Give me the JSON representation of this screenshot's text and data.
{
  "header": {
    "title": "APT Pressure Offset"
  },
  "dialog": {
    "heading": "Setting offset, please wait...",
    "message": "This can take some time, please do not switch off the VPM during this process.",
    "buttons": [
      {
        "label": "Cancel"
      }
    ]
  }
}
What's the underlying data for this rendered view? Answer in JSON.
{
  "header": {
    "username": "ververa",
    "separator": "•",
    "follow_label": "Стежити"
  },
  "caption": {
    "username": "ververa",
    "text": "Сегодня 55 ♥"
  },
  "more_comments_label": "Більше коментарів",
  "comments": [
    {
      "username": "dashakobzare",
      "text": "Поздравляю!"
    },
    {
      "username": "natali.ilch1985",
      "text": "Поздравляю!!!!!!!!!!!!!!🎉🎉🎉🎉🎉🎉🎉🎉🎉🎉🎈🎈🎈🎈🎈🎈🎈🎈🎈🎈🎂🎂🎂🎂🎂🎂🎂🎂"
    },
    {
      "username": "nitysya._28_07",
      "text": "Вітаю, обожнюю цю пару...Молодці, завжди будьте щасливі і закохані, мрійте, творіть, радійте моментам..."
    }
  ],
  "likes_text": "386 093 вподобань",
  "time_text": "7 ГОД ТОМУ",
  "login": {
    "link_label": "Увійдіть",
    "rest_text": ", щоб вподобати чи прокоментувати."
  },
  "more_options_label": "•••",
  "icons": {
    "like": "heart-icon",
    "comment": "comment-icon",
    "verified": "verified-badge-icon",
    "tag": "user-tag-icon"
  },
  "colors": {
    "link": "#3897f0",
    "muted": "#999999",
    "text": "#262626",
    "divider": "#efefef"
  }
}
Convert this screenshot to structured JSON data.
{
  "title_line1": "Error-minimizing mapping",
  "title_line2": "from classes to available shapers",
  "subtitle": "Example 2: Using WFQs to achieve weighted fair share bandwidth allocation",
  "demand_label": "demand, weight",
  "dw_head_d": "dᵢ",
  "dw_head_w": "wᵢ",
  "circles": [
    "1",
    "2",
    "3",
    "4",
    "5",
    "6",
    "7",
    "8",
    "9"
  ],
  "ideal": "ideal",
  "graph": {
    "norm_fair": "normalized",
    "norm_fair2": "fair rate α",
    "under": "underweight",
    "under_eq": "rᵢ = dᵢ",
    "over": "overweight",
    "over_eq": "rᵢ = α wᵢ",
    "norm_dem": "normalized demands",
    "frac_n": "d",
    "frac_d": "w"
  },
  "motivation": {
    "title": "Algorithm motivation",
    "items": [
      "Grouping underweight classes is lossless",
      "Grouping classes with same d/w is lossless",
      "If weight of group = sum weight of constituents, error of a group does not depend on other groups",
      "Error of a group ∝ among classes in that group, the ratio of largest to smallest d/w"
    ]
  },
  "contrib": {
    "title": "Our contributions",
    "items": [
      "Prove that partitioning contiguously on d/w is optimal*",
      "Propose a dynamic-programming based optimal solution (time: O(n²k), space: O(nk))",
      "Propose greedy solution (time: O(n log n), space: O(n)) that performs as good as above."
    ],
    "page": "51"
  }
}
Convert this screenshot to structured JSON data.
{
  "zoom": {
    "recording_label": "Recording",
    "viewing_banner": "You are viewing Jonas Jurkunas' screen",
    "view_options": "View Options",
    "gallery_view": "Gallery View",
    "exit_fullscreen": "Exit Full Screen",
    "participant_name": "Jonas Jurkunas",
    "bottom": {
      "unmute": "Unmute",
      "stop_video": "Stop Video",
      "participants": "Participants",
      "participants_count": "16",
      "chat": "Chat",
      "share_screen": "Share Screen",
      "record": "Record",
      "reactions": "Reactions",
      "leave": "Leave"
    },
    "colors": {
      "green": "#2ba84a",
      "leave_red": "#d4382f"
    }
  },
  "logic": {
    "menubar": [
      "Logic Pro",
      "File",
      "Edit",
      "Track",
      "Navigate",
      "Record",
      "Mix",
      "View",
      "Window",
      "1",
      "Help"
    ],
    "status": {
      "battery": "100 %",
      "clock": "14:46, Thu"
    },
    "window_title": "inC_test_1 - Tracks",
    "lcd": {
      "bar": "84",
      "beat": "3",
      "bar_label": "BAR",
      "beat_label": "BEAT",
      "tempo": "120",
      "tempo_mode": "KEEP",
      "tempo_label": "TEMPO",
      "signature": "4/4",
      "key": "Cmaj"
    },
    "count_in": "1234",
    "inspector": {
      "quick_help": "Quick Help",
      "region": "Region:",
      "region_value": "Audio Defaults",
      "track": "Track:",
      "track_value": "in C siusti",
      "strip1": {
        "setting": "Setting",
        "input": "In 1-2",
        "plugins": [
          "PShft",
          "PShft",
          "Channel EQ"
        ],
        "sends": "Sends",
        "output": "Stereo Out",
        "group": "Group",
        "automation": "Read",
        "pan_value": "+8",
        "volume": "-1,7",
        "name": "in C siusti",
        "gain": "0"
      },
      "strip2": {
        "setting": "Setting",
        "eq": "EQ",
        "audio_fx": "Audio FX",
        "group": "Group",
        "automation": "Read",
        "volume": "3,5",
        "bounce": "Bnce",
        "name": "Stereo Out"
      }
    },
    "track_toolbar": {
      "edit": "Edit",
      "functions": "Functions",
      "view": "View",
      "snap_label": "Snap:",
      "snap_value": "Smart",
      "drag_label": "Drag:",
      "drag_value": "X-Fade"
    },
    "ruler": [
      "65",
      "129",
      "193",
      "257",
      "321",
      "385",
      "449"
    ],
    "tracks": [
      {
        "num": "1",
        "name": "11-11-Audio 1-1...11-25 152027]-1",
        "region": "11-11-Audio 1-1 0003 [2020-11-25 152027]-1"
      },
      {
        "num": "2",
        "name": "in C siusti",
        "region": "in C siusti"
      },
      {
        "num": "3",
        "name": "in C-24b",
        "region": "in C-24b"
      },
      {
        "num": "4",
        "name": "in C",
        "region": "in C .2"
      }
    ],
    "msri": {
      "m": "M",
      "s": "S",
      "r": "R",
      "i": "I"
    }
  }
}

_ _ _ _ _

*EXERCISE:* Return every record, word for word.

*ANSWER TO THIS EXERCISE:*
Give me the JSON representation of this screenshot's text and data.
{
  "header": {
    "title": "APT Pressure Offset"
  },
  "dialog": {
    "heading": "Setting offset, please wait...",
    "message": "This can take some time, please do not switch off the VPM during this process.",
    "buttons": [
      {
        "label": "Cancel"
      }
    ]
  }
}
What's the underlying data for this rendered view? Answer in JSON.
{
  "header": {
    "username": "ververa",
    "separator": "•",
    "follow_label": "Стежити"
  },
  "caption": {
    "username": "ververa",
    "text": "Сегодня 55 ♥"
  },
  "more_comments_label": "Більше коментарів",
  "comments": [
    {
      "username": "dashakobzare",
      "text": "Поздравляю!"
    },
    {
      "username": "natali.ilch1985",
      "text": "Поздравляю!!!!!!!!!!!!!!🎉🎉🎉🎉🎉🎉🎉🎉🎉🎉🎈🎈🎈🎈🎈🎈🎈🎈🎈🎈🎂🎂🎂🎂🎂🎂🎂🎂"
    },
    {
      "username": "nitysya._28_07",
      "text": "Вітаю, обожнюю цю пару...Молодці, завжди будьте щасливі і закохані, мрійте, творіть, радійте моментам..."
    }
  ],
  "likes_text": "386 093 вподобань",
  "time_text": "7 ГОД ТОМУ",
  "login": {
    "link_label": "Увійдіть",
    "rest_text": ", щоб вподобати чи прокоментувати."
  },
  "more_options_label": "•••",
  "icons": {
    "like": "heart-icon",
    "comment": "comment-icon",
    "verified": "verified-badge-icon",
    "tag": "user-tag-icon"
  },
  "colors": {
    "link": "#3897f0",
    "muted": "#999999",
    "text": "#262626",
    "divider": "#efefef"
  }
}
Convert this screenshot to structured JSON data.
{
  "title_line1": "Error-minimizing mapping",
  "title_line2": "from classes to available shapers",
  "subtitle": "Example 2: Using WFQs to achieve weighted fair share bandwidth allocation",
  "demand_label": "demand, weight",
  "dw_head_d": "dᵢ",
  "dw_head_w": "wᵢ",
  "circles": [
    "1",
    "2",
    "3",
    "4",
    "5",
    "6",
    "7",
    "8",
    "9"
  ],
  "ideal": "ideal",
  "graph": {
    "norm_fair": "normalized",
    "norm_fair2": "fair rate α",
    "under": "underweight",
    "under_eq": "rᵢ = dᵢ",
    "over": "overweight",
    "over_eq": "rᵢ = α wᵢ",
    "norm_dem": "normalized demands",
    "frac_n": "d",
    "frac_d": "w"
  },
  "motivation": {
    "title": "Algorithm motivation",
    "items": [
      "Grouping underweight classes is lossless",
      "Grouping classes with same d/w is lossless",
      "If weight of group = sum weight of constituents, error of a group does not depend on other groups",
      "Error of a group ∝ among classes in that group, the ratio of largest to smallest d/w"
    ]
  },
  "contrib": {
    "title": "Our contributions",
    "items": [
      "Prove that partitioning contiguously on d/w is optimal*",
      "Propose a dynamic-programming based optimal solution (time: O(n²k), space: O(nk))",
      "Propose greedy solution (time: O(n log n), space: O(n)) that performs as good as above."
    ],
    "page": "51"
  }
}
Convert this screenshot to structured JSON data.
{
  "zoom": {
    "recording_label": "Recording",
    "viewing_banner": "You are viewing Jonas Jurkunas' screen",
    "view_options": "View Options",
    "gallery_view": "Gallery View",
    "exit_fullscreen": "Exit Full Screen",
    "participant_name": "Jonas Jurkunas",
    "bottom": {
      "unmute": "Unmute",
      "stop_video": "Stop Video",
      "participants": "Participants",
      "participants_count": "16",
      "chat": "Chat",
      "share_screen": "Share Screen",
      "record": "Record",
      "reactions": "Reactions",
      "leave": "Leave"
    },
    "colors": {
      "green": "#2ba84a",
      "leave_red": "#d4382f"
    }
  },
  "logic": {
    "menubar": [
      "Logic Pro",
      "File",
      "Edit",
      "Track",
      "Navigate",
      "Record",
      "Mix",
      "View",
      "Window",
      "1",
      "Help"
    ],
    "status": {
      "battery": "100 %",
      "clock": "14:46, Thu"
    },
    "window_title": "inC_test_1 - Tracks",
    "lcd": {
      "bar": "84",
      "beat": "3",
      "bar_label": "BAR",
      "beat_label": "BEAT",
      "tempo": "120",
      "tempo_mode": "KEEP",
      "tempo_label": "TEMPO",
      "signature": "4/4",
      "key": "Cmaj"
    },
    "count_in": "1234",
    "inspector": {
      "quick_help": "Quick Help",
      "region": "Region:",
      "region_value": "Audio Defaults",
      "track": "Track:",
      "track_value": "in C siusti",
      "strip1": {
        "setting": "Setting",
        "input": "In 1-2",
        "plugins": [
          "PShft",
          "PShft",
          "Channel EQ"
        ],
        "sends": "Sends",
        "output": "Stereo Out",
        "group": "Group",
        "automation": "Read",
        "pan_value": "+8",
        "volume": "-1,7",
        "name": "in C siusti",
        "gain": "0"
      },
      "strip2": {
        "setting": "Setting",
        "eq": "EQ",
        "audio_fx": "Audio FX",
        "group": "Group",
        "automation": "Read",
        "volume": "3,5",
        "bounce": "Bnce",
        "name": "Stereo Out"
      }
    },
    "track_toolbar": {
      "edit": "Edit",
      "functions": "Functions",
      "view": "View",
      "snap_label": "Snap:",
      "snap_value": "Smart",
      "drag_label": "Drag:",
      "drag_value": "X-Fade"
    },
    "ruler": [
      "65",
      "129",
      "193",
      "257",
      "321",
      "385",
      "449"
    ],
    "tracks": [
      {
        "num": "1",
        "name": "11-11-Audio 1-1...11-25 152027]-1",
        "region": "11-11-Audio 1-1 0003 [2020-11-25 152027]-1"
      },
      {
        "num": "2",
        "name": "in C siusti",
        "region": "in C siusti"
      },
      {
        "num": "3",
        "name": "in C-24b",
        "region": "in C-24b"
      },
      {
        "num": "4",
        "name": "in C",
        "region": "in C .2"
      }
    ],
    "msri": {
      "m": "M",
      "s": "S",
      "r": "R",
      "i": "I"
    }
  }
}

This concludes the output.